[Element region listings]
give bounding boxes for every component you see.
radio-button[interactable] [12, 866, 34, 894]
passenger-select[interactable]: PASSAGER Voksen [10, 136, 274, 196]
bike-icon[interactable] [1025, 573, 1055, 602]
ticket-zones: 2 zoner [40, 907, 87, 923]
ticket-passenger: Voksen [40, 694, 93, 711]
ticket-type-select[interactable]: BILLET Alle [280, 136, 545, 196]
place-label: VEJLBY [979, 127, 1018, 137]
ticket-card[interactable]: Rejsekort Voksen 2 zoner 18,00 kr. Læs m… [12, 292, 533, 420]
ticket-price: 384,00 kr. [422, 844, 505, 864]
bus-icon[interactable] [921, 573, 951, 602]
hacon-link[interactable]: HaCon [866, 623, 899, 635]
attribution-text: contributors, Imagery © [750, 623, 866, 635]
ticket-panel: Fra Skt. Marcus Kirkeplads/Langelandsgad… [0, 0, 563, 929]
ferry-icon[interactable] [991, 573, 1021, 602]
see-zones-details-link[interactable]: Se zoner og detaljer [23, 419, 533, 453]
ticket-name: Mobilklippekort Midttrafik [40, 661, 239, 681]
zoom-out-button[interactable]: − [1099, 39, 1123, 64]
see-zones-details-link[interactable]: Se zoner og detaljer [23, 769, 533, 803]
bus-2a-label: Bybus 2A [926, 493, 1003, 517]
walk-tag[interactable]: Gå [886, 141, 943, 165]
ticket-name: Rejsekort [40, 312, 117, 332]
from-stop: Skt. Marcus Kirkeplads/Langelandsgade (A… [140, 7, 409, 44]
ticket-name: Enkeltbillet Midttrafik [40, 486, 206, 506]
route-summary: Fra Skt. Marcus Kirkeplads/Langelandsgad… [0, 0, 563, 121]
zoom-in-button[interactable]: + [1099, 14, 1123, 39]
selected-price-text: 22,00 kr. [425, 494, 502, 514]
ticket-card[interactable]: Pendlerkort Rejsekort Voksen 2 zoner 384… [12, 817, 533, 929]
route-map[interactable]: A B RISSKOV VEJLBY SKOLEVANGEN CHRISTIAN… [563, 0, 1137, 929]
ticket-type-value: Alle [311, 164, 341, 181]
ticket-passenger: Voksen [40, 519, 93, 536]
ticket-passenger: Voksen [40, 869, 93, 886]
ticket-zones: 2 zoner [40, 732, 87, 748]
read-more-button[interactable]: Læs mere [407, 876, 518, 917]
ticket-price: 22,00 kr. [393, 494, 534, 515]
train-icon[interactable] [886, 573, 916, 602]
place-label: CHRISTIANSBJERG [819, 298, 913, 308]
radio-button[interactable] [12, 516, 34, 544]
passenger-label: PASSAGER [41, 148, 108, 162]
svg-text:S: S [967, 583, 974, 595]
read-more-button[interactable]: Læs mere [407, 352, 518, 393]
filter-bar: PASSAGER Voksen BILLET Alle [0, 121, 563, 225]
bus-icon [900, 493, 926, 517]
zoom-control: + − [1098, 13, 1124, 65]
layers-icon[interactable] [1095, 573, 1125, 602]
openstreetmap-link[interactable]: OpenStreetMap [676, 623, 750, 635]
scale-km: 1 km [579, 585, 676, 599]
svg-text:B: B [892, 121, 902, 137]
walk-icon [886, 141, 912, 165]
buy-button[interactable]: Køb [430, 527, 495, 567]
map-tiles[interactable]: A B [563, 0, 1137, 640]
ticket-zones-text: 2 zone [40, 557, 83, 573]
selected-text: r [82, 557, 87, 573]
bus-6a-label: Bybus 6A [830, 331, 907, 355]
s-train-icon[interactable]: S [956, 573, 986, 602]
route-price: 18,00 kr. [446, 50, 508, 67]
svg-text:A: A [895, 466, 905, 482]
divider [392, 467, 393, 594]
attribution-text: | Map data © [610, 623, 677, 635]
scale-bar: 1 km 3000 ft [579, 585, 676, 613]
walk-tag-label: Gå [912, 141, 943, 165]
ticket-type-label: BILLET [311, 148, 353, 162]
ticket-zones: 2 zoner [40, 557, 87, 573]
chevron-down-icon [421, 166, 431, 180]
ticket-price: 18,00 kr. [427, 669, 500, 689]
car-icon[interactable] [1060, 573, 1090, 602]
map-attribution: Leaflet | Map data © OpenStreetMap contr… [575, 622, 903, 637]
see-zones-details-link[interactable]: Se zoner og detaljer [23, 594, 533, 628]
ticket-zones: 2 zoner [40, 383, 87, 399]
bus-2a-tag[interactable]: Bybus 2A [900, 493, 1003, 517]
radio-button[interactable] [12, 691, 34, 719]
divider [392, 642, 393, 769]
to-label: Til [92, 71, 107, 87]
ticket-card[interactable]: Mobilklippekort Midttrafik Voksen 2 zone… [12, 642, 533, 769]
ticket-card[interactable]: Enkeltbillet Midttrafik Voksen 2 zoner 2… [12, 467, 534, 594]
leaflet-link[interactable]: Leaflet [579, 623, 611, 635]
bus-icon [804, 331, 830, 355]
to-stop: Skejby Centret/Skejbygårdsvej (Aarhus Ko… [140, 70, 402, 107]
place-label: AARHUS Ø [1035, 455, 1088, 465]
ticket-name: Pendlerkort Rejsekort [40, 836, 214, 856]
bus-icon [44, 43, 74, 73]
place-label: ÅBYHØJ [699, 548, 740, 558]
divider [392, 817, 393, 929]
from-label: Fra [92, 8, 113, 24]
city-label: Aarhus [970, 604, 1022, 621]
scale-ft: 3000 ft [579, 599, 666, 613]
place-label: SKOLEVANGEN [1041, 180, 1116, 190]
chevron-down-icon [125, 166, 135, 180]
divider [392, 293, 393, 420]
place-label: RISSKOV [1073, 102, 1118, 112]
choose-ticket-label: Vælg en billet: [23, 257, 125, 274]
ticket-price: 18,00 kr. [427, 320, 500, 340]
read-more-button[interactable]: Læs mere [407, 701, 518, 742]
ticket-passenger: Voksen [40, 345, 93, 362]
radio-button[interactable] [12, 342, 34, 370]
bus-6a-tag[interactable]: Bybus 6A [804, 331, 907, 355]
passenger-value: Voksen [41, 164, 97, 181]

§ **What is needed**:
Filter the entries above, copying every line that contains the string "from", and treat uppercase and lowercase letters as distinct.

§ **Response to the exercise**:
from-stop: Skt. Marcus Kirkeplads/Langelandsgade (A… [140, 7, 409, 44]
from-label: Fra [92, 8, 113, 24]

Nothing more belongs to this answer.